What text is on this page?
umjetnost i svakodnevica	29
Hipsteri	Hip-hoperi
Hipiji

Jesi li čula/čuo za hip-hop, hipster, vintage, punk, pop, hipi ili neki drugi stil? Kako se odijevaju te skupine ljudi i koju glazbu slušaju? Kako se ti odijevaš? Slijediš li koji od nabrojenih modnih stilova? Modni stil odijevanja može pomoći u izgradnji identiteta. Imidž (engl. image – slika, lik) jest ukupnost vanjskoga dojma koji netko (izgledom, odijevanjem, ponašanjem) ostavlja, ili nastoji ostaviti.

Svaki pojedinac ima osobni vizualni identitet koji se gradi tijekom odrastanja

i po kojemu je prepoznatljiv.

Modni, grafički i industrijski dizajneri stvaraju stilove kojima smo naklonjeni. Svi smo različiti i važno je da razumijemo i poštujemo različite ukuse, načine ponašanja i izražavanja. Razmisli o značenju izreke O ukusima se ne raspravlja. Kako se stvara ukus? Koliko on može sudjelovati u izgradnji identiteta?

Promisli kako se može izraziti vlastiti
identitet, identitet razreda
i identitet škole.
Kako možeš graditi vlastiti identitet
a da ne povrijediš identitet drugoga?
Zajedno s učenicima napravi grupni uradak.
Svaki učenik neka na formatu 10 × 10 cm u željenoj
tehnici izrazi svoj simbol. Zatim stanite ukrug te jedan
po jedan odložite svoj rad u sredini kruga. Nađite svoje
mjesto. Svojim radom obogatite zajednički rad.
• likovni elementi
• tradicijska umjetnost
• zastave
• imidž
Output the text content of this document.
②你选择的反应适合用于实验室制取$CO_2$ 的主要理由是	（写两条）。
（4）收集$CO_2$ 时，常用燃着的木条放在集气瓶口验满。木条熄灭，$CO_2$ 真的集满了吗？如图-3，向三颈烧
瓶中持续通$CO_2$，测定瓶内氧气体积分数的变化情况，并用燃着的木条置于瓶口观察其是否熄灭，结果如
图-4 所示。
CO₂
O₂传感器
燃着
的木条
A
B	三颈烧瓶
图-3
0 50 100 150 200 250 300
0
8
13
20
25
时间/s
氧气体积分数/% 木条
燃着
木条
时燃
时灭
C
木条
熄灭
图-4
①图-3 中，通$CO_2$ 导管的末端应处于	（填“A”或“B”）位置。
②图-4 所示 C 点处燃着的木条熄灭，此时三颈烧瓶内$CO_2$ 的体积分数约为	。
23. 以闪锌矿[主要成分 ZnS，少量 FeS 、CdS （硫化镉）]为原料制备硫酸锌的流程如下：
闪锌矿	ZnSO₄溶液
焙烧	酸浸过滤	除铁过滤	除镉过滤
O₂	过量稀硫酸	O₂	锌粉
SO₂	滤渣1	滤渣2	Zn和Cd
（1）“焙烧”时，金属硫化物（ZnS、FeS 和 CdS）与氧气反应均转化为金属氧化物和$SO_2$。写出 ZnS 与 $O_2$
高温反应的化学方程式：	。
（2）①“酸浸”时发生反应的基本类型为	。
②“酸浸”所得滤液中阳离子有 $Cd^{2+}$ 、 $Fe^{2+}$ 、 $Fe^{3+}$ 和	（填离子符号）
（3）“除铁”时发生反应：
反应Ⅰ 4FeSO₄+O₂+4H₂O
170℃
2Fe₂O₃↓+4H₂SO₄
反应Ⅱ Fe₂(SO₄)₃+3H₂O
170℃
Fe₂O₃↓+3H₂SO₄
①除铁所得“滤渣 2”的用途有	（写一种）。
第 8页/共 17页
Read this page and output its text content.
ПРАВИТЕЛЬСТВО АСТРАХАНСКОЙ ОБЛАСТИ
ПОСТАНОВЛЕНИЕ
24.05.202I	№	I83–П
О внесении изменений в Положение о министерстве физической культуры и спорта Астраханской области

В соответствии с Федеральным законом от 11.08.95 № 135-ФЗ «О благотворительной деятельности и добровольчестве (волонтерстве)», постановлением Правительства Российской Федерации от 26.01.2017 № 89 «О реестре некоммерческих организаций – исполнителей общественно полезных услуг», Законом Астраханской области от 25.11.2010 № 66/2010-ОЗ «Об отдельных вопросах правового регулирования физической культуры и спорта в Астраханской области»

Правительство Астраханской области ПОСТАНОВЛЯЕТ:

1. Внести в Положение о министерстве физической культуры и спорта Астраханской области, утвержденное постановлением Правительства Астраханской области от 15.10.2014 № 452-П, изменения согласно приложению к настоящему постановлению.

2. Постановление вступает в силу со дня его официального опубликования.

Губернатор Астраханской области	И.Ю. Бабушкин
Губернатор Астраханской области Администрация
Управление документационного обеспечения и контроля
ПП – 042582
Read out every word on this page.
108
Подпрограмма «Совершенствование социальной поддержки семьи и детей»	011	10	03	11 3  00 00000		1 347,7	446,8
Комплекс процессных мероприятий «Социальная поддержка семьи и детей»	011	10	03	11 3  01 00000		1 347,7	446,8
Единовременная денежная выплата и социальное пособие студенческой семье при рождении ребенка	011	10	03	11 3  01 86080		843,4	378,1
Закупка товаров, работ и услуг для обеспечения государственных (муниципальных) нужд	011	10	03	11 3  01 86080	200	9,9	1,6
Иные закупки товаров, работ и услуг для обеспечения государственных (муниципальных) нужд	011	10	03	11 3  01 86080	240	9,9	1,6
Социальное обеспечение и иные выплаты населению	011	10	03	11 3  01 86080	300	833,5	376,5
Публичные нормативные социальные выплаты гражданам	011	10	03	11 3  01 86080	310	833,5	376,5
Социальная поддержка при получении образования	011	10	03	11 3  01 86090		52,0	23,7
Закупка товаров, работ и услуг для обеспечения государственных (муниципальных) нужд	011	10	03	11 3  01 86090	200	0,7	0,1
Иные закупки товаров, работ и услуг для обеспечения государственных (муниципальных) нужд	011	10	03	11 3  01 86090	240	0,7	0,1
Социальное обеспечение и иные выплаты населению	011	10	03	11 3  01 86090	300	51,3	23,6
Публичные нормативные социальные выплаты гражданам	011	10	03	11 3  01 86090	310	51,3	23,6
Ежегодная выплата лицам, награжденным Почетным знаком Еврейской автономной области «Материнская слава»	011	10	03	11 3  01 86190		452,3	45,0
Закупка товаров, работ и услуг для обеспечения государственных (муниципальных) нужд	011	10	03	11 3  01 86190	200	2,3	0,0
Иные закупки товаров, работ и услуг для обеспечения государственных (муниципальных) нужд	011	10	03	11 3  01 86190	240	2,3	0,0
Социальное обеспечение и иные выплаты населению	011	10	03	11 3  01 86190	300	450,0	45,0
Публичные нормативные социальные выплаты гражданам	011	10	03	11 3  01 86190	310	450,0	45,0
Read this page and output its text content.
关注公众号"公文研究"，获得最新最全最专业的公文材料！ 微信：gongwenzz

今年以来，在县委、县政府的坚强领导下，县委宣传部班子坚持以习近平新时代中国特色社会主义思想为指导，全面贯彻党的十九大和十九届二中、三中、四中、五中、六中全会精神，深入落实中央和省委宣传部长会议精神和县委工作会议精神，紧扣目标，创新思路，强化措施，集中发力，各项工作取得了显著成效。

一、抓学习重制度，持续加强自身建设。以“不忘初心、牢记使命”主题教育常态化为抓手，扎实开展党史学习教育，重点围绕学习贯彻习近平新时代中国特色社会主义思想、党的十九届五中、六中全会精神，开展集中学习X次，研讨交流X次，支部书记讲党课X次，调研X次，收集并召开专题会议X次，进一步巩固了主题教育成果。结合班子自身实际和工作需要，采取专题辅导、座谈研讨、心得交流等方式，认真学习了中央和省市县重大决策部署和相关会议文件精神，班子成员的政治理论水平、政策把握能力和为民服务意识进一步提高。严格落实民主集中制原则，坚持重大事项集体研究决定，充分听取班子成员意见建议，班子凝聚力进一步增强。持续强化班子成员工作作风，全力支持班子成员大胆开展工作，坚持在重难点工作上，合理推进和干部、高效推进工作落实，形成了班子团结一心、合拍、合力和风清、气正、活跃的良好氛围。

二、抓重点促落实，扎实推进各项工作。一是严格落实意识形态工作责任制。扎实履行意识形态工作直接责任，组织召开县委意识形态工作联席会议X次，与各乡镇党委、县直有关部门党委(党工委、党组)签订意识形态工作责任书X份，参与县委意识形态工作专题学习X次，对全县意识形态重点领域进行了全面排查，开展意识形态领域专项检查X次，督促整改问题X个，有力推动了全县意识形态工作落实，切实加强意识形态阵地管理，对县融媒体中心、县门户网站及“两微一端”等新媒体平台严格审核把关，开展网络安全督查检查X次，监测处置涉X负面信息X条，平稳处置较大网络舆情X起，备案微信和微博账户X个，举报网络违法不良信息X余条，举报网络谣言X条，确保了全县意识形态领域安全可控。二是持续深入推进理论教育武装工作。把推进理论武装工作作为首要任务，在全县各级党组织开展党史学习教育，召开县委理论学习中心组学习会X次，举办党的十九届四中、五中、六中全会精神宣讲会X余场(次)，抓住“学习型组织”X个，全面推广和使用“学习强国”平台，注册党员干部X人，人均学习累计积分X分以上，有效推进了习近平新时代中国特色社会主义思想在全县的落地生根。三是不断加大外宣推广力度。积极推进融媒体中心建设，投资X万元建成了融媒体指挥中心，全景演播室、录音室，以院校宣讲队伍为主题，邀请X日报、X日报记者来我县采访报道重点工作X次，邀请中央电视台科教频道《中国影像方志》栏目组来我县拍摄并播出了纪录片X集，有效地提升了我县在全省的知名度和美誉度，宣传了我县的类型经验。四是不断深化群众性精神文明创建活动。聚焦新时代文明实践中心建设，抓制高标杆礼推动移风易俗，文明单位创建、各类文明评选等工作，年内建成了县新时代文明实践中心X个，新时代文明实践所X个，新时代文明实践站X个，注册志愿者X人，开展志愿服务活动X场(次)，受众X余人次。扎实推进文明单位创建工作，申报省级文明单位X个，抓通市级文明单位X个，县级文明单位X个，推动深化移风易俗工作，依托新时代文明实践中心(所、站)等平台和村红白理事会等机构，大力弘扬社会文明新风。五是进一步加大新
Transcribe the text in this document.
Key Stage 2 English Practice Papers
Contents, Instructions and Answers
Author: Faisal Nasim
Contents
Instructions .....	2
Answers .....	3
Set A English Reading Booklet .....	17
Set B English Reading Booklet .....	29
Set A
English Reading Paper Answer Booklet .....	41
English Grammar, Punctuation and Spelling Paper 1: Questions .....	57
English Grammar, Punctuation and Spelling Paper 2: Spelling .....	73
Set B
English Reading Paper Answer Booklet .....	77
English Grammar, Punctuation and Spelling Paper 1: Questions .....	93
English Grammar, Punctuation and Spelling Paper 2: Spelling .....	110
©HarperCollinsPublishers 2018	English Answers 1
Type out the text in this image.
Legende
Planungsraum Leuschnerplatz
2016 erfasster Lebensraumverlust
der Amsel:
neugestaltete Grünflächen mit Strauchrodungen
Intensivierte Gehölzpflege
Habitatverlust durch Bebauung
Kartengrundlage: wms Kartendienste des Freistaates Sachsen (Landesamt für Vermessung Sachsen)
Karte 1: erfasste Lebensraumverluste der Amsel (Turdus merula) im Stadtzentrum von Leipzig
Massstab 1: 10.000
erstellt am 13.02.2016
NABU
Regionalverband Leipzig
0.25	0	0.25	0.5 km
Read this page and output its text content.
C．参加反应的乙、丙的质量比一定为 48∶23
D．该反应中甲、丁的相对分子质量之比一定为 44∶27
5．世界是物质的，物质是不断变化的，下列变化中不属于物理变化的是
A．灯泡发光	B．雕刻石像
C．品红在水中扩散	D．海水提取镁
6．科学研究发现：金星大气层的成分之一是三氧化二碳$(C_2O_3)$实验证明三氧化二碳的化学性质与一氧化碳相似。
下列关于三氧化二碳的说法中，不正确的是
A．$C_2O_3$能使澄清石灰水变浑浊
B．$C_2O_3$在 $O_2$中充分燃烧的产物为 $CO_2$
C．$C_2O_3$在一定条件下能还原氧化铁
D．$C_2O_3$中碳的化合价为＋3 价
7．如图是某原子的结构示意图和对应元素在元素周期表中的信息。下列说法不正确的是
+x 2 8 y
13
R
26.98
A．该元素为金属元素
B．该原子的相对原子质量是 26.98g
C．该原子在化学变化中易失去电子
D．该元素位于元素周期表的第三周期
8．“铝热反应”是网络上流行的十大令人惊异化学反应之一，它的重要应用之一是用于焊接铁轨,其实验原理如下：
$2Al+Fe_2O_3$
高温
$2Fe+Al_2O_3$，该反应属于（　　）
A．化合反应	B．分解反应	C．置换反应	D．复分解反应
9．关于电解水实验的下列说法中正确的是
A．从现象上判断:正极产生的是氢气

* _EXERCISE INSTRUCTIONS_
State the number of lines that contain the string "обеспечение", with no other words.

* _WRITTEN RESPONSE_
3